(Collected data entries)

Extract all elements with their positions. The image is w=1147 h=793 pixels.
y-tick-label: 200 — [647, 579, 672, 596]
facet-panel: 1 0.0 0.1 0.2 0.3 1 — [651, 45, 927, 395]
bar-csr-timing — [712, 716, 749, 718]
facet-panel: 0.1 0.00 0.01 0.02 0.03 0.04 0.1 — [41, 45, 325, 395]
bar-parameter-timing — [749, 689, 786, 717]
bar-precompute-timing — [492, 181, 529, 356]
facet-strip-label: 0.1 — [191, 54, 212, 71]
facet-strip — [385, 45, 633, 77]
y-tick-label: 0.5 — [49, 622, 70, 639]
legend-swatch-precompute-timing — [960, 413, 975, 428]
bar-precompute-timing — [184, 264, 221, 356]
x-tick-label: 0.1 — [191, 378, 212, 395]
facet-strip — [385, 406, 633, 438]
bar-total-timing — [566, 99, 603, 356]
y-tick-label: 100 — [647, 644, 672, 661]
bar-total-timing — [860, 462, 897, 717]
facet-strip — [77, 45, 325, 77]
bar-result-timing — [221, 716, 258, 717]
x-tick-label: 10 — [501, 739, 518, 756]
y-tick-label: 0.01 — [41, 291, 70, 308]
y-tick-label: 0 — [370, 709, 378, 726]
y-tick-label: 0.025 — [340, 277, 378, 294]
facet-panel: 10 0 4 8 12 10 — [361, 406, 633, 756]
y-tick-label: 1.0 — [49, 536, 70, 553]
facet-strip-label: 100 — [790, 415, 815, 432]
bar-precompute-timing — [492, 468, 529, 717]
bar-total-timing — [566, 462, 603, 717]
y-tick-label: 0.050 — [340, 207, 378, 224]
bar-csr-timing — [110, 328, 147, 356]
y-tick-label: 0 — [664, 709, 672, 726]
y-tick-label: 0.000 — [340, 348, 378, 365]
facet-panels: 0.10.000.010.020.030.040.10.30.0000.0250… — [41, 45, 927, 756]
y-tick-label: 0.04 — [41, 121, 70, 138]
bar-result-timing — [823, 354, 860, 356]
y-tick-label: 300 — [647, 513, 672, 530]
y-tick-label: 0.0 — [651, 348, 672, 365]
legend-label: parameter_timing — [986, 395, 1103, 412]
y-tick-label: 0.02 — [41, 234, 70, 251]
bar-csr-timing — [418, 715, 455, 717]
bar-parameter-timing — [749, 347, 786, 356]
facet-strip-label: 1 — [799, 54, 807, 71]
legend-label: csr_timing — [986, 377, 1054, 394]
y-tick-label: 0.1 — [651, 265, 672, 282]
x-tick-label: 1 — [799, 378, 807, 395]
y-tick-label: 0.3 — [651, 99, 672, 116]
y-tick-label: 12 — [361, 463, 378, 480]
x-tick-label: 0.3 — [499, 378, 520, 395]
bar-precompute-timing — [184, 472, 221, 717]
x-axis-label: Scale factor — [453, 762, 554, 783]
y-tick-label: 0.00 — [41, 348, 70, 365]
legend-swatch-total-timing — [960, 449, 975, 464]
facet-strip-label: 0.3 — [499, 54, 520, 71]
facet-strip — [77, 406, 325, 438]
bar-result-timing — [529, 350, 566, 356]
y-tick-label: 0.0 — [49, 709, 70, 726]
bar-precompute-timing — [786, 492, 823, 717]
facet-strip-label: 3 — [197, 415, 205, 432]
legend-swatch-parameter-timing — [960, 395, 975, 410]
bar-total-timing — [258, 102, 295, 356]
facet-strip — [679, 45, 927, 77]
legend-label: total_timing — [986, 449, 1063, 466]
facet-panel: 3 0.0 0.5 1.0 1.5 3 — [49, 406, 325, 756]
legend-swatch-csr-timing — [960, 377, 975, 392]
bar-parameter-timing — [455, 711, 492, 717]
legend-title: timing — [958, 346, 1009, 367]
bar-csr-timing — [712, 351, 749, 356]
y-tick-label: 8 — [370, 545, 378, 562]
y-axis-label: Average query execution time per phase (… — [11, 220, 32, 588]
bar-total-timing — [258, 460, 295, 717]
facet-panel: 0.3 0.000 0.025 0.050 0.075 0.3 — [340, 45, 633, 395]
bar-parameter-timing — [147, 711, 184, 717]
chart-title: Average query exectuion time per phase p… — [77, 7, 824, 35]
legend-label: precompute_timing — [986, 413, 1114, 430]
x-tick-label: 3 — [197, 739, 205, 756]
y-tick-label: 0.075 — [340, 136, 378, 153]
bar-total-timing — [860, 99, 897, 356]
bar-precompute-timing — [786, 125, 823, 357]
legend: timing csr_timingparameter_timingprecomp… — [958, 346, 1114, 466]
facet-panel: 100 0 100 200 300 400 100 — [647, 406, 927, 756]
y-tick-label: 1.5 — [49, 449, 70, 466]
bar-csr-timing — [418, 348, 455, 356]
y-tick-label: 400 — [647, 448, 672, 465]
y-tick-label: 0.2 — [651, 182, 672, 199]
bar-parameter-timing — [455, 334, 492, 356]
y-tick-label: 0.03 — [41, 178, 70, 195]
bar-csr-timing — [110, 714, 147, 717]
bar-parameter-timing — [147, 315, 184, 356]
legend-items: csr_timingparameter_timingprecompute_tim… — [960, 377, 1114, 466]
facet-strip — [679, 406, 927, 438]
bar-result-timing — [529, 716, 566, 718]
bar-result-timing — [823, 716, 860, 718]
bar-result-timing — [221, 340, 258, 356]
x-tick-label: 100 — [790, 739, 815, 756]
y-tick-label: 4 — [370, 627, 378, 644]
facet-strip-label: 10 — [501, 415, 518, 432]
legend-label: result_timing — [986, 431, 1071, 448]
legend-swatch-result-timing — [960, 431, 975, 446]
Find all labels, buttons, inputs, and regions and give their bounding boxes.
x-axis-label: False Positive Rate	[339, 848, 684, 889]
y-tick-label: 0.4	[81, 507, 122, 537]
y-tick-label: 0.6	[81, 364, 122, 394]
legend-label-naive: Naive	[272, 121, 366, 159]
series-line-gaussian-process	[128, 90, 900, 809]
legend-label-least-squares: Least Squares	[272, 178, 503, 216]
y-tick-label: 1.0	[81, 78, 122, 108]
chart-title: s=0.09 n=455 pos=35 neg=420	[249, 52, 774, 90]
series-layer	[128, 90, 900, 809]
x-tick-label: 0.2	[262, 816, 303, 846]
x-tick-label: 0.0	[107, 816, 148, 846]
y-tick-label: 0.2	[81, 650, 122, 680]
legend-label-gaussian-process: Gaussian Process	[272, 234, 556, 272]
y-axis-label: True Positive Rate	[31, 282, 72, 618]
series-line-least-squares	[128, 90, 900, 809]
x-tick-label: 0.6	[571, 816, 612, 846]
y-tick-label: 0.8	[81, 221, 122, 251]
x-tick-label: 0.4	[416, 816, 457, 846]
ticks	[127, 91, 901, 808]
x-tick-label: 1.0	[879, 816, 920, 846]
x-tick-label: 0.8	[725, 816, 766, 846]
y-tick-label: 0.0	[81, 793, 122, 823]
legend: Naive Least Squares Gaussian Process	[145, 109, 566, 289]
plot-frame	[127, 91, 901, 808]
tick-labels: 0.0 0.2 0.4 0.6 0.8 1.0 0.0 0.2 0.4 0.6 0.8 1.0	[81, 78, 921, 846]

### WHAT YOU NEED TO DO
Copy everything from the start of the data down to the line containing "y-tick-label: 0.000 — [340, 348, 378, 365]", swapping "bar-total-timing" for "bar-sum-timing" and keeping the rest unchanged.

### EXERCISE ANSWER
Extract all elements with their positions. The image is w=1147 h=793 pixels.
y-tick-label: 200 — [647, 579, 672, 596]
facet-panel: 1 0.0 0.1 0.2 0.3 1 — [651, 45, 927, 395]
bar-csr-timing — [712, 716, 749, 718]
facet-panel: 0.1 0.00 0.01 0.02 0.03 0.04 0.1 — [41, 45, 325, 395]
bar-parameter-timing — [749, 689, 786, 717]
bar-precompute-timing — [492, 181, 529, 356]
facet-strip-label: 0.1 — [191, 54, 212, 71]
facet-strip — [385, 45, 633, 77]
y-tick-label: 0.5 — [49, 622, 70, 639]
legend-swatch-precompute-timing — [960, 413, 975, 428]
bar-precompute-timing — [184, 264, 221, 356]
x-tick-label: 0.1 — [191, 378, 212, 395]
facet-strip — [385, 406, 633, 438]
bar-sum-timing — [566, 99, 603, 356]
y-tick-label: 100 — [647, 644, 672, 661]
bar-sum-timing — [860, 462, 897, 717]
facet-strip — [77, 45, 325, 77]
bar-result-timing — [221, 716, 258, 717]
x-tick-label: 10 — [501, 739, 518, 756]
y-tick-label: 0.01 — [41, 291, 70, 308]
y-tick-label: 0 — [370, 709, 378, 726]
y-tick-label: 0.025 — [340, 277, 378, 294]
facet-panel: 10 0 4 8 12 10 — [361, 406, 633, 756]
y-tick-label: 1.0 — [49, 536, 70, 553]
facet-strip-label: 100 — [790, 415, 815, 432]
bar-precompute-timing — [492, 468, 529, 717]
bar-sum-timing — [566, 462, 603, 717]
y-tick-label: 0.050 — [340, 207, 378, 224]
bar-csr-timing — [110, 328, 147, 356]
y-tick-label: 0 — [664, 709, 672, 726]
y-tick-label: 0.000 — [340, 348, 378, 365]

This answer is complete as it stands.